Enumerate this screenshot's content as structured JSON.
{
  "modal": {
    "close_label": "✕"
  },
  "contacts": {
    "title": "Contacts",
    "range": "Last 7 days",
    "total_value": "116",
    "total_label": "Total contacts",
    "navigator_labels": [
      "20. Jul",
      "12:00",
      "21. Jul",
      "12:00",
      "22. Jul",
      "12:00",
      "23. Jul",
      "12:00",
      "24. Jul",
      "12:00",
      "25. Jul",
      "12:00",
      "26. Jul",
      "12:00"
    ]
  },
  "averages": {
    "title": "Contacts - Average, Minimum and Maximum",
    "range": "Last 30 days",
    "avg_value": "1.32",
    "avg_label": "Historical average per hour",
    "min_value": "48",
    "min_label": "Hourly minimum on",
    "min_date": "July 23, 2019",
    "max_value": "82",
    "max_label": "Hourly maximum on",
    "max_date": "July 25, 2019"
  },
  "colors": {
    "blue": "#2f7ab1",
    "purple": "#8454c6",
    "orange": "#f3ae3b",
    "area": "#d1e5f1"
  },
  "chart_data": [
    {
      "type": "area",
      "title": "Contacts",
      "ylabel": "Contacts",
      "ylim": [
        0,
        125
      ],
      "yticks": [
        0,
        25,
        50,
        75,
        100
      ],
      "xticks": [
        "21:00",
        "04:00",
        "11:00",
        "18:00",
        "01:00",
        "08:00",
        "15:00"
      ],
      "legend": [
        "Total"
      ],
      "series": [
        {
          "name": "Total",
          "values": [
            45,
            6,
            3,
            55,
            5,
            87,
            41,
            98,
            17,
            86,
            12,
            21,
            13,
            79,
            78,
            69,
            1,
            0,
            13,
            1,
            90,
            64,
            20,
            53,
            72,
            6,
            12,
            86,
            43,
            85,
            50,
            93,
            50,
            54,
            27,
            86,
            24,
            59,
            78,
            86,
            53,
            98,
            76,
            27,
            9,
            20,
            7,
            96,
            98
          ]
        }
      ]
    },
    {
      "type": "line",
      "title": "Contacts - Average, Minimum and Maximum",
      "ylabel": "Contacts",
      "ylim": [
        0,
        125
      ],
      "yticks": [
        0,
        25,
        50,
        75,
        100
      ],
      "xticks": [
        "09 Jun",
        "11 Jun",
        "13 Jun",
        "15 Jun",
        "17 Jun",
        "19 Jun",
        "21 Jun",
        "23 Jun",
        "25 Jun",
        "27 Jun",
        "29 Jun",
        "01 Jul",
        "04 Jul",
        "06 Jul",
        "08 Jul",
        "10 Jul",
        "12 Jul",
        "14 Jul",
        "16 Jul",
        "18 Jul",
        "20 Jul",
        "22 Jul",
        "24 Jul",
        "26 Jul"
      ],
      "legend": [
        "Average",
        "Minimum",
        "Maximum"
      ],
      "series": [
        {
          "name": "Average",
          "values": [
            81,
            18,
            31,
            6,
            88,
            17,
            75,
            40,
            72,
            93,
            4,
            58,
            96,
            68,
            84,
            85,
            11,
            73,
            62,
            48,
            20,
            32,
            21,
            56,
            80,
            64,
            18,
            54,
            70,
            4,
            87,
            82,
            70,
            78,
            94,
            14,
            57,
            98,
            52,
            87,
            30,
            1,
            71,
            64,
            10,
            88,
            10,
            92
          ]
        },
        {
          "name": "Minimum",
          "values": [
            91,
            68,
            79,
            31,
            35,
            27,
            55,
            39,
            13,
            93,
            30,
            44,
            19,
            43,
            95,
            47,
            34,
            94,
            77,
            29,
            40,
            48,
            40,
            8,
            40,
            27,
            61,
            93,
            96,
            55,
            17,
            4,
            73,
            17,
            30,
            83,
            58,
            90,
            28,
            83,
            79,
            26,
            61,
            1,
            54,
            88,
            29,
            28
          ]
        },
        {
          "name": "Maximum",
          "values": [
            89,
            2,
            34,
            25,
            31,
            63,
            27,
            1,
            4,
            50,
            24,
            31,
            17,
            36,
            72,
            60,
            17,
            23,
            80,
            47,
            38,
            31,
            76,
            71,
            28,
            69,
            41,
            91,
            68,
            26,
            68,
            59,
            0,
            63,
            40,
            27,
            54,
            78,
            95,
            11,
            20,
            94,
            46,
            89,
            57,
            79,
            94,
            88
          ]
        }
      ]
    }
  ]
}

* **EXERCISE**
Take the lines above and print them exactly.

* **FINAL ANSWER**
Enumerate this screenshot's content as structured JSON.
{
  "modal": {
    "close_label": "✕"
  },
  "contacts": {
    "title": "Contacts",
    "range": "Last 7 days",
    "total_value": "116",
    "total_label": "Total contacts",
    "navigator_labels": [
      "20. Jul",
      "12:00",
      "21. Jul",
      "12:00",
      "22. Jul",
      "12:00",
      "23. Jul",
      "12:00",
      "24. Jul",
      "12:00",
      "25. Jul",
      "12:00",
      "26. Jul",
      "12:00"
    ]
  },
  "averages": {
    "title": "Contacts - Average, Minimum and Maximum",
    "range": "Last 30 days",
    "avg_value": "1.32",
    "avg_label": "Historical average per hour",
    "min_value": "48",
    "min_label": "Hourly minimum on",
    "min_date": "July 23, 2019",
    "max_value": "82",
    "max_label": "Hourly maximum on",
    "max_date": "July 25, 2019"
  },
  "colors": {
    "blue": "#2f7ab1",
    "purple": "#8454c6",
    "orange": "#f3ae3b",
    "area": "#d1e5f1"
  },
  "chart_data": [
    {
      "type": "area",
      "title": "Contacts",
      "ylabel": "Contacts",
      "ylim": [
        0,
        125
      ],
      "yticks": [
        0,
        25,
        50,
        75,
        100
      ],
      "xticks": [
        "21:00",
        "04:00",
        "11:00",
        "18:00",
        "01:00",
        "08:00",
        "15:00"
      ],
      "legend": [
        "Total"
      ],
      "series": [
        {
          "name": "Total",
          "values": [
            45,
            6,
            3,
            55,
            5,
            87,
            41,
            98,
            17,
            86,
            12,
            21,
            13,
            79,
            78,
            69,
            1,
            0,
            13,
            1,
            90,
            64,
            20,
            53,
            72,
            6,
            12,
            86,
            43,
            85,
            50,
            93,
            50,
            54,
            27,
            86,
            24,
            59,
            78,
            86,
            53,
            98,
            76,
            27,
            9,
            20,
            7,
            96,
            98
          ]
        }
      ]
    },
    {
      "type": "line",
      "title": "Contacts - Average, Minimum and Maximum",
      "ylabel": "Contacts",
      "ylim": [
        0,
        125
      ],
      "yticks": [
        0,
        25,
        50,
        75,
        100
      ],
      "xticks": [
        "09 Jun",
        "11 Jun",
        "13 Jun",
        "15 Jun",
        "17 Jun",
        "19 Jun",
        "21 Jun",
        "23 Jun",
        "25 Jun",
        "27 Jun",
        "29 Jun",
        "01 Jul",
        "04 Jul",
        "06 Jul",
        "08 Jul",
        "10 Jul",
        "12 Jul",
        "14 Jul",
        "16 Jul",
        "18 Jul",
        "20 Jul",
        "22 Jul",
        "24 Jul",
        "26 Jul"
      ],
      "legend": [
        "Average",
        "Minimum",
        "Maximum"
      ],
      "series": [
        {
          "name": "Average",
          "values": [
            81,
            18,
            31,
            6,
            88,
            17,
            75,
            40,
            72,
            93,
            4,
            58,
            96,
            68,
            84,
            85,
            11,
            73,
            62,
            48,
            20,
            32,
            21,
            56,
            80,
            64,
            18,
            54,
            70,
            4,
            87,
            82,
            70,
            78,
            94,
            14,
            57,
            98,
            52,
            87,
            30,
            1,
            71,
            64,
            10,
            88,
            10,
            92
          ]
        },
        {
          "name": "Minimum",
          "values": [
            91,
            68,
            79,
            31,
            35,
            27,
            55,
            39,
            13,
            93,
            30,
            44,
            19,
            43,
            95,
            47,
            34,
            94,
            77,
            29,
            40,
            48,
            40,
            8,
            40,
            27,
            61,
            93,
            96,
            55,
            17,
            4,
            73,
            17,
            30,
            83,
            58,
            90,
            28,
            83,
            79,
            26,
            61,
            1,
            54,
            88,
            29,
            28
          ]
        },
        {
          "name": "Maximum",
          "values": [
            89,
            2,
            34,
            25,
            31,
            63,
            27,
            1,
            4,
            50,
            24,
            31,
            17,
            36,
            72,
            60,
            17,
            23,
            80,
            47,
            38,
            31,
            76,
            71,
            28,
            69,
            41,
            91,
            68,
            26,
            68,
            59,
            0,
            63,
            40,
            27,
            54,
            78,
            95,
            11,
            20,
            94,
            46,
            89,
            57,
            79,
            94,
            88
          ]
        }
      ]
    }
  ]
}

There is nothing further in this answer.